## Dataset entries
++++++++
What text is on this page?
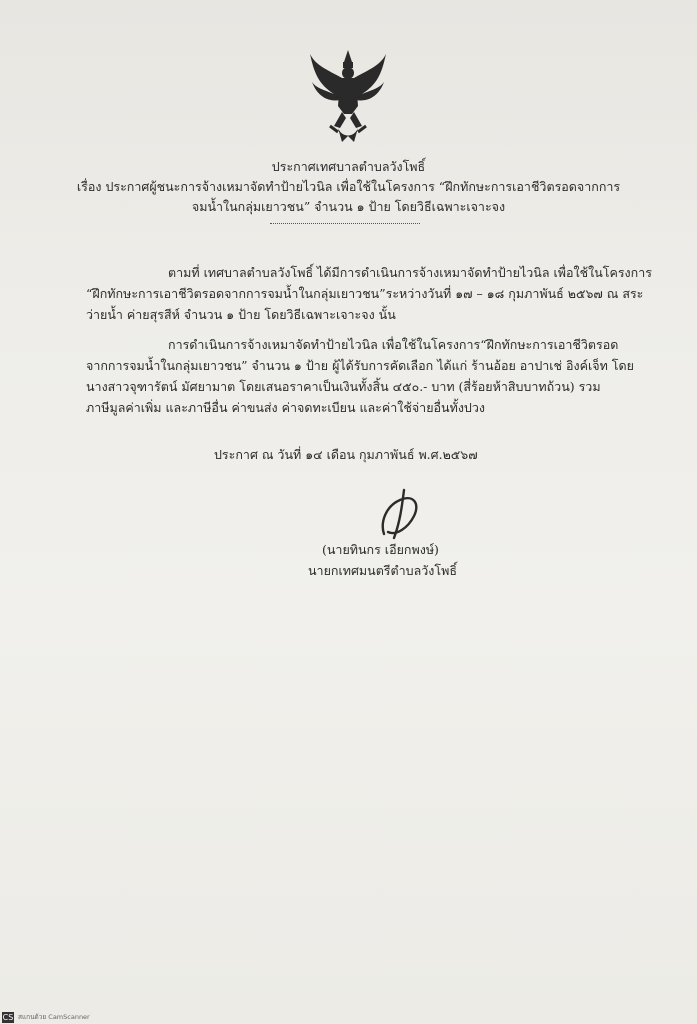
ประกาศเทศบาลตำบลวังโพธิ์
เรื่อง ประกาศผู้ชนะการจ้างเหมาจัดทำป้ายไวนิล เพื่อใช้ในโครงการ “ฝึกทักษะการเอาชีวิตรอดจากการ
จมน้ำในกลุ่มเยาวชน” จำนวน ๑ ป้าย โดยวิธีเฉพาะเจาะจง
ตามที่ เทศบาลตำบลวังโพธิ์ ได้มีการดำเนินการจ้างเหมาจัดทำป้ายไวนิล เพื่อใช้ในโครงการ
“ฝึกทักษะการเอาชีวิตรอดจากการจมน้ำในกลุ่มเยาวชน”ระหว่างวันที่ ๑๗ – ๑๘ กุมภาพันธ์ ๒๕๖๗ ณ สระ
ว่ายน้ำ ค่ายสุรสีห์ จำนวน ๑ ป้าย โดยวิธีเฉพาะเจาะจง นั้น
การดำเนินการจ้างเหมาจัดทำป้ายไวนิล เพื่อใช้ในโครงการ“ฝึกทักษะการเอาชีวิตรอด
จากการจมน้ำในกลุ่มเยาวชน” จำนวน ๑ ป้าย ผู้ได้รับการคัดเลือก ได้แก่ ร้านอ้อย อาปาเช่ อิงค์เจ็ท โดย
นางสาวจุฑารัตน์ มัศยามาต โดยเสนอราคาเป็นเงินทั้งสิ้น ๔๕๐.- บาท (สี่ร้อยห้าสิบบาทถ้วน) รวม
ภาษีมูลค่าเพิ่ม และภาษีอื่น ค่าขนส่ง ค่าจดทะเบียน และค่าใช้จ่ายอื่นทั้งปวง
ประกาศ ณ วันที่ ๑๔ เดือน กุมภาพันธ์ พ.ศ.๒๕๖๗
(นายทินกร เอียกพงษ์)
นายกเทศมนตรีตำบลวังโพธิ์
CS สแกนด้วย CamScanner
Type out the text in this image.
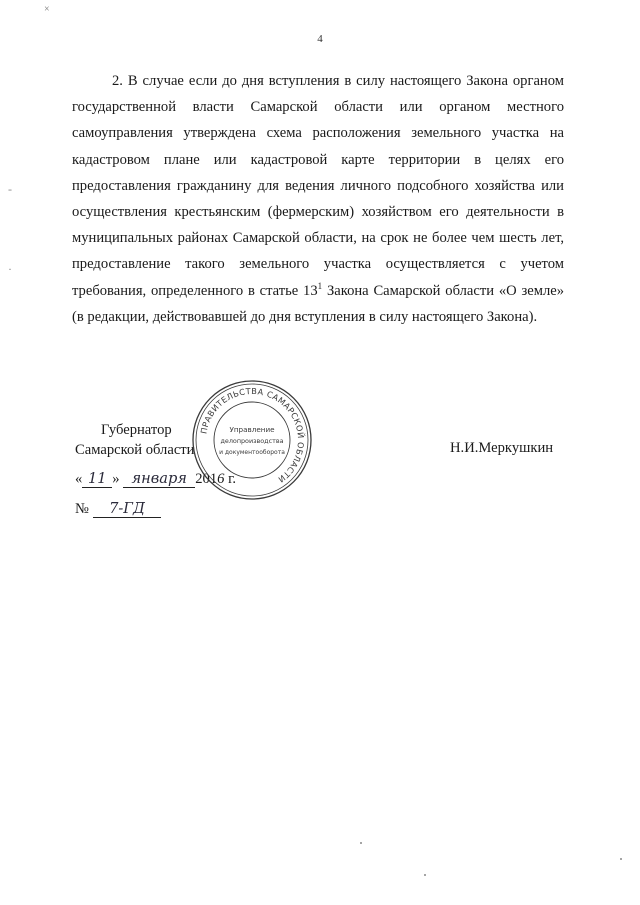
×
4
-
·

2. В случае если до дня вступления в силу настоящего Закона органом государственной власти Самарской области или органом местного самоуправления утверждена схема расположения земельного участка на кадастровом плане или кадастровой карте территории в целях его предоставления гражданину для ведения личного подсобного хозяйства или осуществления крестьянским (фермерским) хозяйством его деятельности в муниципальных районах Самарской области, на срок не более чем шесть лет, предоставление такого земельного участка осуществляется с учетом требования, определенного в статье $13^1$ Закона Самарской области «О земле» (в редакции, действовавшей до дня вступления в силу настоящего Закона).

Губернатор
Самарской области	Н.И.Меркушкин
« 11 » января 2016 г.
№ 7-ГД
ПРАВИТЕЛЬСТВА САМАРСКОЙ ОБЛАСТИ
Управление
делопроизводства
и документооборота
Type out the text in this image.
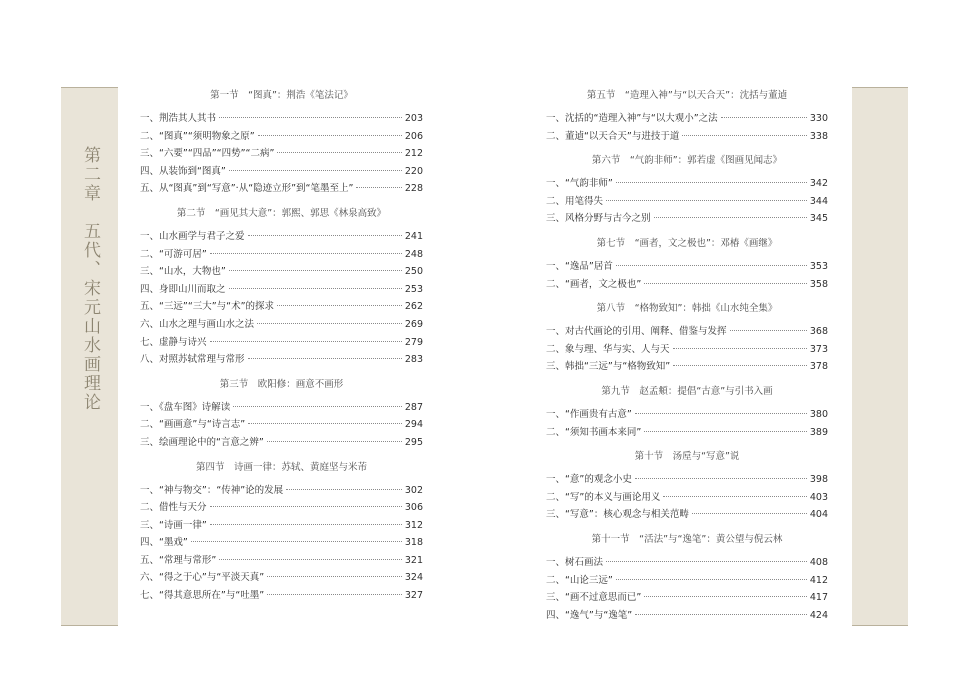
第二章　五代、宋元山水画理论
第一节　“图真”：荆浩《笔法记》
一、荆浩其人其书	203
二、“图真”“须明物象之原”	206
三、“六要”“四品”“四势”“二病”	212
四、从装饰到“图真”	220
五、从“图真”到“写意”·从“隐迹立形”到“笔墨至上”	228
第二节　“画见其大意”：郭熙、郭思《林泉高致》
一、山水画学与君子之爱	241
二、“可游可居”	248
三、“山水，大物也”	250
四、身即山川而取之	253
五、“三远”“三大”与“术”的探求	262
六、山水之理与画山水之法	269
七、虚静与诗兴	279
八、对照苏轼常理与常形	283
第三节　欧阳修：画意不画形
一、《盘车图》诗解读	287
二、“画画意”与“诗言志”	294
三、绘画理论中的“言意之辨”	295
第四节　诗画一律：苏轼、黄庭坚与米芾
一、“神与物交”：“传神”论的发展	302
二、借性与天分	306
三、“诗画一律”	312
四、“墨戏”	318
五、“常理与常形”	321
六、“得之于心”与“平淡天真”	324
七、“得其意思所在”与“吐墨”	327
第五节　“造理入神”与“以天合天”：沈括与董逌
一、沈括的“造理入神”与“以大观小”之法	330
二、董逌“以天合天”与进技于道	338
第六节　“气韵非师”：郭若虚《图画见闻志》
一、“气韵非师”	342
二、用笔得失	344
三、风格分野与古今之别	345
第七节　“画者，文之极也”：邓椿《画继》
一、“逸品”居首	353
二、“画者，文之极也”	358
第八节　“格物致知”：韩拙《山水纯全集》
一、对古代画论的引用、阐释、借鉴与发挥	368
二、象与理、华与实、人与天	373
三、韩拙“三远”与“格物致知”	378
第九节　赵孟頫：提倡“古意”与引书入画
一、“作画贵有古意”	380
二、“须知书画本来同”	389
第十节　汤垕与“写意”说
一、“意”的观念小史	398
二、“写”的本义与画论用义	403
三、“写意”：核心观念与相关范畴	404
第十一节　“活法”与“逸笔”：黄公望与倪云林
一、树石画法	408
二、“山论三远”	412
三、“画不过意思而已”	417
四、“逸气”与“逸笔”	424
++++++++
## Exercise aim
Omit the pictures, and quote the material above exactly as given.

## Written solution
What text is on this page?
ประกาศเทศบาลตำบลวังโพธิ์
เรื่อง ประกาศผู้ชนะการจ้างเหมาจัดทำป้ายไวนิล เพื่อใช้ในโครงการ “ฝึกทักษะการเอาชีวิตรอดจากการ
จมน้ำในกลุ่มเยาวชน” จำนวน ๑ ป้าย โดยวิธีเฉพาะเจาะจง
ตามที่ เทศบาลตำบลวังโพธิ์ ได้มีการดำเนินการจ้างเหมาจัดทำป้ายไวนิล เพื่อใช้ในโครงการ
“ฝึกทักษะการเอาชีวิตรอดจากการจมน้ำในกลุ่มเยาวชน”ระหว่างวันที่ ๑๗ – ๑๘ กุมภาพันธ์ ๒๕๖๗ ณ สระ
ว่ายน้ำ ค่ายสุรสีห์ จำนวน ๑ ป้าย โดยวิธีเฉพาะเจาะจง นั้น
การดำเนินการจ้างเหมาจัดทำป้ายไวนิล เพื่อใช้ในโครงการ“ฝึกทักษะการเอาชีวิตรอด
จากการจมน้ำในกลุ่มเยาวชน” จำนวน ๑ ป้าย ผู้ได้รับการคัดเลือก ได้แก่ ร้านอ้อย อาปาเช่ อิงค์เจ็ท โดย
นางสาวจุฑารัตน์ มัศยามาต โดยเสนอราคาเป็นเงินทั้งสิ้น ๔๕๐.- บาท (สี่ร้อยห้าสิบบาทถ้วน) รวม
ภาษีมูลค่าเพิ่ม และภาษีอื่น ค่าขนส่ง ค่าจดทะเบียน และค่าใช้จ่ายอื่นทั้งปวง
ประกาศ ณ วันที่ ๑๔ เดือน กุมภาพันธ์ พ.ศ.๒๕๖๗
(นายทินกร เอียกพงษ์)
นายกเทศมนตรีตำบลวังโพธิ์
CS สแกนด้วย CamScanner
Type out the text in this image.
×
4
-
·

2. В случае если до дня вступления в силу настоящего Закона органом государственной власти Самарской области или органом местного самоуправления утверждена схема расположения земельного участка на кадастровом плане или кадастровой карте территории в целях его предоставления гражданину для ведения личного подсобного хозяйства или осуществления крестьянским (фермерским) хозяйством его деятельности в муниципальных районах Самарской области, на срок не более чем шесть лет, предоставление такого земельного участка осуществляется с учетом требования, определенного в статье $13^1$ Закона Самарской области «О земле» (в редакции, действовавшей до дня вступления в силу настоящего Закона).

Губернатор
Самарской области	Н.И.Меркушкин
« 11 » января 2016 г.
№ 7-ГД
ПРАВИТЕЛЬСТВА САМАРСКОЙ ОБЛАСТИ
Управление
делопроизводства
и документооборота
Type out the text in this image.
第二章　五代、宋元山水画理论
第一节　“图真”：荆浩《笔法记》
一、荆浩其人其书	203
二、“图真”“须明物象之原”	206
三、“六要”“四品”“四势”“二病”	212
四、从装饰到“图真”	220
五、从“图真”到“写意”·从“隐迹立形”到“笔墨至上”	228
第二节　“画见其大意”：郭熙、郭思《林泉高致》
一、山水画学与君子之爱	241
二、“可游可居”	248
三、“山水，大物也”	250
四、身即山川而取之	253
五、“三远”“三大”与“术”的探求	262
六、山水之理与画山水之法	269
七、虚静与诗兴	279
八、对照苏轼常理与常形	283
第三节　欧阳修：画意不画形
一、《盘车图》诗解读	287
二、“画画意”与“诗言志”	294
三、绘画理论中的“言意之辨”	295
第四节　诗画一律：苏轼、黄庭坚与米芾
一、“神与物交”：“传神”论的发展	302
二、借性与天分	306
三、“诗画一律”	312
四、“墨戏”	318
五、“常理与常形”	321
六、“得之于心”与“平淡天真”	324
七、“得其意思所在”与“吐墨”	327
第五节　“造理入神”与“以天合天”：沈括与董逌
一、沈括的“造理入神”与“以大观小”之法	330
二、董逌“以天合天”与进技于道	338
第六节　“气韵非师”：郭若虚《图画见闻志》
一、“气韵非师”	342
二、用笔得失	344
三、风格分野与古今之别	345
第七节　“画者，文之极也”：邓椿《画继》
一、“逸品”居首	353
二、“画者，文之极也”	358
第八节　“格物致知”：韩拙《山水纯全集》
一、对古代画论的引用、阐释、借鉴与发挥	368
二、象与理、华与实、人与天	373
三、韩拙“三远”与“格物致知”	378
第九节　赵孟頫：提倡“古意”与引书入画
一、“作画贵有古意”	380
二、“须知书画本来同”	389
第十节　汤垕与“写意”说
一、“意”的观念小史	398
二、“写”的本义与画论用义	403
三、“写意”：核心观念与相关范畴	404
第十一节　“活法”与“逸笔”：黄公望与倪云林
一、树石画法	408
二、“山论三远”	412
三、“画不过意思而已”	417
四、“逸气”与“逸笔”	424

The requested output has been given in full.